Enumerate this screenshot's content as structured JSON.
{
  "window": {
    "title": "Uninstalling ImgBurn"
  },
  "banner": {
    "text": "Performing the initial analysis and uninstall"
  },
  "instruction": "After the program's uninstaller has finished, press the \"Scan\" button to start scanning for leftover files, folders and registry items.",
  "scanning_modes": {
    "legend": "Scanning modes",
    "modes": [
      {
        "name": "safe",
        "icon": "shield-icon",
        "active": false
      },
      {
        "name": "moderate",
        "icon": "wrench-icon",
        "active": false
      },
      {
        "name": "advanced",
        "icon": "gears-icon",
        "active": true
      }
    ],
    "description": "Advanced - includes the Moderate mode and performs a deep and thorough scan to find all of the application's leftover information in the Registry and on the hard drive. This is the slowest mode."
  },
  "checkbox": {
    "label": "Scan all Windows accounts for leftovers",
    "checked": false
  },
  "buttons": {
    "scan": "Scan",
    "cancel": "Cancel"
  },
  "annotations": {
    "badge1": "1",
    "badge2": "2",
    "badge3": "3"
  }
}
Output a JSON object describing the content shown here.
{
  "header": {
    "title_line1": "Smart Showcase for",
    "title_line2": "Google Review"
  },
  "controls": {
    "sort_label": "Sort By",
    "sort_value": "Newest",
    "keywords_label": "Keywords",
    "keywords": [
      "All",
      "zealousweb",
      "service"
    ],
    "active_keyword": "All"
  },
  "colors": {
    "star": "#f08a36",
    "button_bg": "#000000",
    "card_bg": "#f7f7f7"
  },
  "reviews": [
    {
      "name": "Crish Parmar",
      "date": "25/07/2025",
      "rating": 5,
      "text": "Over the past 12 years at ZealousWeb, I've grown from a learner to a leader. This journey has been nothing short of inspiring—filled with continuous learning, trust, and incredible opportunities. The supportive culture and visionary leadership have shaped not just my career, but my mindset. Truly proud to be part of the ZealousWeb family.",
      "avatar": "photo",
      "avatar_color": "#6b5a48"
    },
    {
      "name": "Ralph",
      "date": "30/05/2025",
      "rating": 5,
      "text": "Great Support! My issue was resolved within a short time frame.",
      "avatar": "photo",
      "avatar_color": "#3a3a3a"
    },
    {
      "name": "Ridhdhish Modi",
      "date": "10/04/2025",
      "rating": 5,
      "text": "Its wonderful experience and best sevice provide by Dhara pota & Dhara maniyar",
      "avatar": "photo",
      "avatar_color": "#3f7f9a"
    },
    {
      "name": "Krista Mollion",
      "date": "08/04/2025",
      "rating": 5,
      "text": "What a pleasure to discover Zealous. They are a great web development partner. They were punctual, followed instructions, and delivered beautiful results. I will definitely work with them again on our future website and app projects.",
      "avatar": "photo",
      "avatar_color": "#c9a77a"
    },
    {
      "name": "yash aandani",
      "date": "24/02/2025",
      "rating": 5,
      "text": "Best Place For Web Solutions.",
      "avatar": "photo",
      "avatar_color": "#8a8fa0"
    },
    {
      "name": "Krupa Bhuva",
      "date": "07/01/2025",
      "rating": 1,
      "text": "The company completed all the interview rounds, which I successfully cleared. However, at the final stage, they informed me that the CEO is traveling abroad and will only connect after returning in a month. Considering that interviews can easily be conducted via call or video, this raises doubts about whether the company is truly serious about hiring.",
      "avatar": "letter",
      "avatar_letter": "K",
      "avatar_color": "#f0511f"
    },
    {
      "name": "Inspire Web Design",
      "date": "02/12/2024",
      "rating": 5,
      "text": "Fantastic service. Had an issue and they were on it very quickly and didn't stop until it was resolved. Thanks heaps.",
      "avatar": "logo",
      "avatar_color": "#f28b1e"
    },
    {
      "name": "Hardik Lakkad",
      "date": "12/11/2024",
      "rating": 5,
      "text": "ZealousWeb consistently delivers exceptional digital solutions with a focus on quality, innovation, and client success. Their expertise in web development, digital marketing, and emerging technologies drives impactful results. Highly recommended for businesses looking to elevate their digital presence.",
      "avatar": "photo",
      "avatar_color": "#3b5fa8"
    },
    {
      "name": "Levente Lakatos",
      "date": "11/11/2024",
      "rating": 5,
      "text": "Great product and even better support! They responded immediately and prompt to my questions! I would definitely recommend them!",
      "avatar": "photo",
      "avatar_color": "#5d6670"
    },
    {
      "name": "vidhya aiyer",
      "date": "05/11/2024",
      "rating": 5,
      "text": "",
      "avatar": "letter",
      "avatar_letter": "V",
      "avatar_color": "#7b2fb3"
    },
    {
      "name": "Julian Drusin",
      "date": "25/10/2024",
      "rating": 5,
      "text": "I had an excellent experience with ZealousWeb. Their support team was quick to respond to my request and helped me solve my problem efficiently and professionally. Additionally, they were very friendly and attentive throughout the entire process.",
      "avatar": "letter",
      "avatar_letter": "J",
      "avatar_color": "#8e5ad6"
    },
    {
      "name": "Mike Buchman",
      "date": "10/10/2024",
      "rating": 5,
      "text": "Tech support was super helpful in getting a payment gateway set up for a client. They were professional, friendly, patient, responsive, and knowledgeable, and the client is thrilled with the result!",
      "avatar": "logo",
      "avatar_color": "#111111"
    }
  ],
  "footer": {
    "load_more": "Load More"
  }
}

^^^^

Task prompt
Copy each line holding the word "them" from the listing above.

Answer for the task
      "text": "What a pleasure to discover Zealous. They are a great web development partner. They were punctual, followed instructions, and delivered beautiful results. I will definitely work with them again on our future website and app projects.",
      "text": "Great product and even better support! They responded immediately and prompt to my questions! I would definitely recommend them!",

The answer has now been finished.